Available data
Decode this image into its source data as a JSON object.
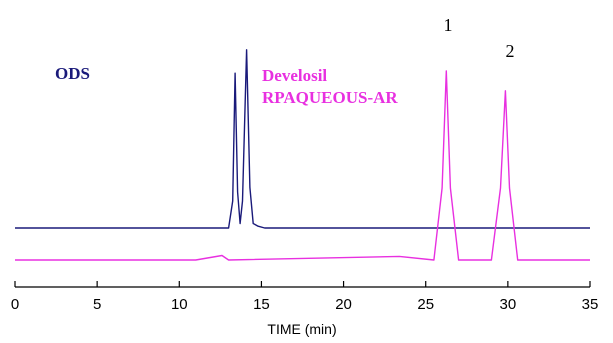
{
  "chart_data": {
    "type": "line",
    "title": "",
    "xlabel": "TIME (min)",
    "ylabel": "",
    "xlim": [
      0,
      35
    ],
    "x_ticks": [
      0,
      5,
      10,
      15,
      20,
      25,
      30,
      35
    ],
    "x_tick_labels": [
      "0",
      "5",
      "10",
      "15",
      "20",
      "25",
      "30",
      "35"
    ],
    "grid": false,
    "legend": "inline text labels",
    "series": [
      {
        "name": "ODS",
        "color": "#1a1a7a",
        "x": [
          0.0,
          13.0,
          13.25,
          13.4,
          13.55,
          13.7,
          13.85,
          14.1,
          14.3,
          14.5,
          14.8,
          15.2,
          35.0
        ],
        "peak_heights": [
          0.0,
          0.0,
          0.3,
          1.72,
          0.4,
          0.05,
          0.3,
          1.98,
          0.45,
          0.05,
          0.02,
          0.0,
          0.0
        ]
      },
      {
        "name": "Develosil RPAQUEOUS-AR",
        "color": "#e830e0",
        "x": [
          0.0,
          11.0,
          12.6,
          13.0,
          23.4,
          25.5,
          26.0,
          26.25,
          26.5,
          27.0,
          29.0,
          29.55,
          29.85,
          30.1,
          30.6,
          35.0
        ],
        "peak_heights": [
          0.0,
          0.0,
          0.05,
          0.0,
          0.04,
          0.0,
          0.8,
          2.1,
          0.8,
          0.0,
          0.0,
          0.8,
          1.88,
          0.8,
          0.0,
          0.0
        ]
      }
    ],
    "annotations": [
      {
        "text": "1",
        "x": 26.2
      },
      {
        "text": "2",
        "x": 29.9
      }
    ]
  },
  "labels": {
    "ods": "ODS",
    "develosil_line1": "Develosil",
    "develosil_line2": "RPAQUEOUS-AR"
  }
}
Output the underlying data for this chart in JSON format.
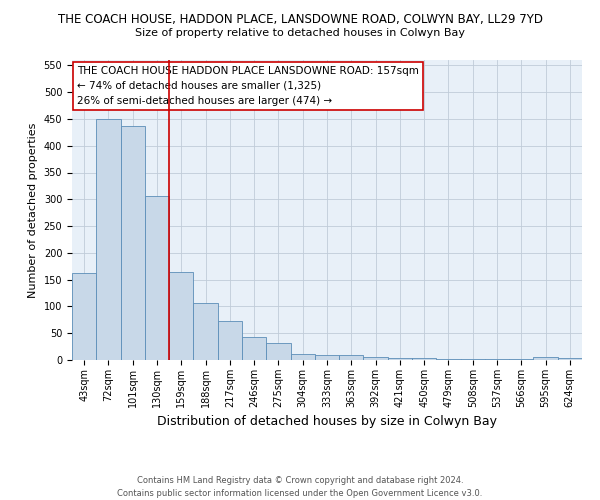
{
  "title": "THE COACH HOUSE, HADDON PLACE, LANSDOWNE ROAD, COLWYN BAY, LL29 7YD",
  "subtitle": "Size of property relative to detached houses in Colwyn Bay",
  "xlabel": "Distribution of detached houses by size in Colwyn Bay",
  "ylabel": "Number of detached properties",
  "categories": [
    "43sqm",
    "72sqm",
    "101sqm",
    "130sqm",
    "159sqm",
    "188sqm",
    "217sqm",
    "246sqm",
    "275sqm",
    "304sqm",
    "333sqm",
    "363sqm",
    "392sqm",
    "421sqm",
    "450sqm",
    "479sqm",
    "508sqm",
    "537sqm",
    "566sqm",
    "595sqm",
    "624sqm"
  ],
  "values": [
    163,
    450,
    436,
    307,
    165,
    107,
    73,
    43,
    31,
    11,
    9,
    9,
    5,
    4,
    3,
    2,
    2,
    1,
    1,
    5,
    4
  ],
  "bar_color": "#c8d8e8",
  "bar_edge_color": "#5b8db8",
  "vline_x_index": 4,
  "vline_color": "#cc0000",
  "annotation_line1": "THE COACH HOUSE HADDON PLACE LANSDOWNE ROAD: 157sqm",
  "annotation_line2": "← 74% of detached houses are smaller (1,325)",
  "annotation_line3": "26% of semi-detached houses are larger (474) →",
  "annotation_box_color": "#cc0000",
  "annotation_fill_color": "#ffffff",
  "ylim": [
    0,
    560
  ],
  "yticks": [
    0,
    50,
    100,
    150,
    200,
    250,
    300,
    350,
    400,
    450,
    500,
    550
  ],
  "footnote": "Contains HM Land Registry data © Crown copyright and database right 2024.\nContains public sector information licensed under the Open Government Licence v3.0.",
  "bg_color": "#ffffff",
  "grid_color": "#c0ccd8",
  "title_fontsize": 8.5,
  "subtitle_fontsize": 8,
  "xlabel_fontsize": 9,
  "ylabel_fontsize": 8,
  "tick_fontsize": 7,
  "annotation_fontsize": 7.5,
  "footnote_fontsize": 6
}
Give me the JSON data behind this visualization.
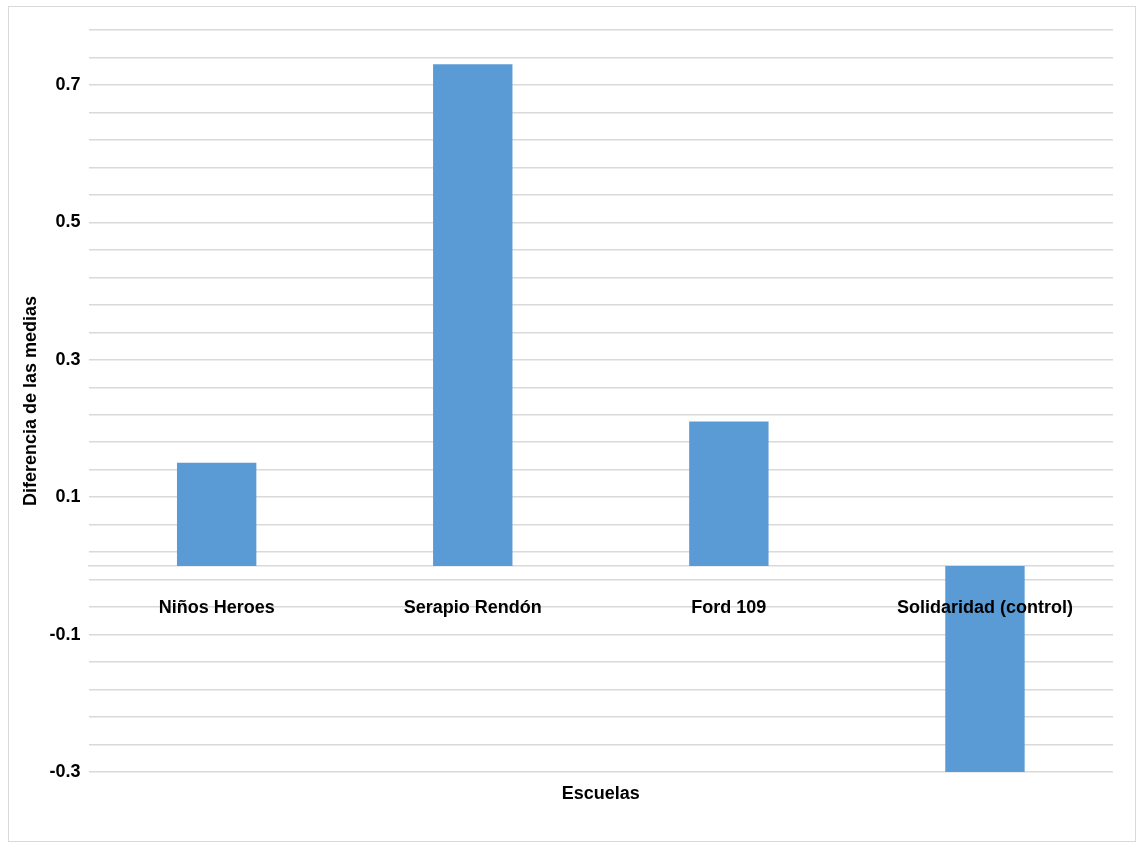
{
  "chart_data": {
    "type": "bar",
    "xlabel": "Escuelas",
    "ylabel": "Diferencia de las medias",
    "categories": [
      "Niños Heroes",
      "Serapio Rendón",
      "Ford 109",
      "Solidaridad (control)"
    ],
    "values": [
      0.15,
      0.73,
      0.21,
      -0.3
    ],
    "color": "#5b9bd5",
    "ylim": [
      -0.3,
      0.78
    ],
    "yticks": [
      -0.3,
      {
        "value": -0.26,
        "label": null
      },
      {
        "value": -0.22,
        "label": null
      },
      {
        "value": -0.18,
        "label": null
      },
      {
        "value": -0.14,
        "label": null
      },
      -0.1,
      {
        "value": -0.06,
        "label": null
      },
      {
        "value": -0.02,
        "label": null
      },
      {
        "value": 0.02,
        "label": null
      },
      {
        "value": 0.06,
        "label": null
      },
      0.1,
      {
        "value": 0.14,
        "label": null
      },
      {
        "value": 0.18,
        "label": null
      },
      {
        "value": 0.22,
        "label": null
      },
      {
        "value": 0.26,
        "label": null
      },
      0.3,
      {
        "value": 0.34,
        "label": null
      },
      {
        "value": 0.38,
        "label": null
      },
      {
        "value": 0.42,
        "label": null
      },
      {
        "value": 0.46,
        "label": null
      },
      0.5,
      {
        "value": 0.54,
        "label": null
      },
      {
        "value": 0.58,
        "label": null
      },
      {
        "value": 0.62,
        "label": null
      },
      {
        "value": 0.66,
        "label": null
      },
      0.7,
      {
        "value": 0.74,
        "label": null
      },
      {
        "value": 0.78,
        "label": null
      }
    ],
    "grid": true
  }
}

Given request
Copy the material exactly. Do not include the pictures.

Answer below
Decode this image into its source data as a JSON object.
{
  "chart_data": {
    "type": "line",
    "title": "",
    "xlabel": "TIME (min)",
    "ylabel": "",
    "xlim": [
      0,
      35
    ],
    "x_ticks": [
      0,
      5,
      10,
      15,
      20,
      25,
      30,
      35
    ],
    "x_tick_labels": [
      "0",
      "5",
      "10",
      "15",
      "20",
      "25",
      "30",
      "35"
    ],
    "grid": false,
    "legend": "inline text labels",
    "series": [
      {
        "name": "ODS",
        "color": "#1a1a7a",
        "x": [
          0.0,
          13.0,
          13.25,
          13.4,
          13.55,
          13.7,
          13.85,
          14.1,
          14.3,
          14.5,
          14.8,
          15.2,
          35.0
        ],
        "peak_heights": [
          0.0,
          0.0,
          0.3,
          1.72,
          0.4,
          0.05,
          0.3,
          1.98,
          0.45,
          0.05,
          0.02,
          0.0,
          0.0
        ]
      },
      {
        "name": "Develosil RPAQUEOUS-AR",
        "color": "#e830e0",
        "x": [
          0.0,
          11.0,
          12.6,
          13.0,
          23.4,
          25.5,
          26.0,
          26.25,
          26.5,
          27.0,
          29.0,
          29.55,
          29.85,
          30.1,
          30.6,
          35.0
        ],
        "peak_heights": [
          0.0,
          0.0,
          0.05,
          0.0,
          0.04,
          0.0,
          0.8,
          2.1,
          0.8,
          0.0,
          0.0,
          0.8,
          1.88,
          0.8,
          0.0,
          0.0
        ]
      }
    ],
    "annotations": [
      {
        "text": "1",
        "x": 26.2
      },
      {
        "text": "2",
        "x": 29.9
      }
    ]
  },
  "labels": {
    "ods": "ODS",
    "develosil_line1": "Develosil",
    "develosil_line2": "RPAQUEOUS-AR"
  }
}
Output the underlying data for this chart in JSON format.
{
  "title": "THE COACH HOUSE, HADDON PLACE, LANSDOWNE ROAD, COLWYN BAY, LL29 7YD",
  "subtitle": "Size of property relative to detached houses in Colwyn Bay",
  "xlabel": "Distribution of detached houses by size in Colwyn Bay",
  "ylabel": "Number of detached properties",
  "categories": [
    "43sqm",
    "72sqm",
    "101sqm",
    "130sqm",
    "159sqm",
    "188sqm",
    "217sqm",
    "246sqm",
    "275sqm",
    "304sqm",
    "333sqm",
    "363sqm",
    "392sqm",
    "421sqm",
    "450sqm",
    "479sqm",
    "508sqm",
    "537sqm",
    "566sqm",
    "595sqm",
    "624sqm"
  ],
  "values": [
    163,
    450,
    436,
    307,
    165,
    107,
    73,
    43,
    31,
    11,
    9,
    9,
    5,
    4,
    3,
    2,
    2,
    1,
    1,
    5,
    4
  ],
  "bar_color": "#c8d8e8",
  "bar_edge_color": "#5b8db8",
  "vline_x_index": 4,
  "vline_color": "#cc0000",
  "annotation_line1": "THE COACH HOUSE HADDON PLACE LANSDOWNE ROAD: 157sqm",
  "annotation_line2": "← 74% of detached houses are smaller (1,325)",
  "annotation_line3": "26% of semi-detached houses are larger (474) →",
  "annotation_box_color": "#cc0000",
  "annotation_fill_color": "#ffffff",
  "ylim": [
    0,
    560
  ],
  "yticks": [
    0,
    50,
    100,
    150,
    200,
    250,
    300,
    350,
    400,
    450,
    500,
    550
  ],
  "footnote": "Contains HM Land Registry data © Crown copyright and database right 2024.\nContains public sector information licensed under the Open Government Licence v3.0.",
  "bg_color": "#ffffff",
  "grid_color": "#c0ccd8",
  "title_fontsize": 8.5,
  "subtitle_fontsize": 8,
  "xlabel_fontsize": 9,
  "ylabel_fontsize": 8,
  "tick_fontsize": 7,
  "annotation_fontsize": 7.5,
  "footnote_fontsize": 6
}
Give me the JSON data behind this visualization.
{
  "chart_data": {
    "type": "bar",
    "xlabel": "Escuelas",
    "ylabel": "Diferencia de las medias",
    "categories": [
      "Niños Heroes",
      "Serapio Rendón",
      "Ford 109",
      "Solidaridad (control)"
    ],
    "values": [
      0.15,
      0.73,
      0.21,
      -0.3
    ],
    "color": "#5b9bd5",
    "ylim": [
      -0.3,
      0.78
    ],
    "yticks": [
      -0.3,
      {
        "value": -0.26,
        "label": null
      },
      {
        "value": -0.22,
        "label": null
      },
      {
        "value": -0.18,
        "label": null
      },
      {
        "value": -0.14,
        "label": null
      },
      -0.1,
      {
        "value": -0.06,
        "label": null
      },
      {
        "value": -0.02,
        "label": null
      },
      {
        "value": 0.02,
        "label": null
      },
      {
        "value": 0.06,
        "label": null
      },
      0.1,
      {
        "value": 0.14,
        "label": null
      },
      {
        "value": 0.18,
        "label": null
      },
      {
        "value": 0.22,
        "label": null
      },
      {
        "value": 0.26,
        "label": null
      },
      0.3,
      {
        "value": 0.34,
        "label": null
      },
      {
        "value": 0.38,
        "label": null
      },
      {
        "value": 0.42,
        "label": null
      },
      {
        "value": 0.46,
        "label": null
      },
      0.5,
      {
        "value": 0.54,
        "label": null
      },
      {
        "value": 0.58,
        "label": null
      },
      {
        "value": 0.62,
        "label": null
      },
      {
        "value": 0.66,
        "label": null
      },
      0.7,
      {
        "value": 0.74,
        "label": null
      },
      {
        "value": 0.78,
        "label": null
      }
    ],
    "grid": true
  }
}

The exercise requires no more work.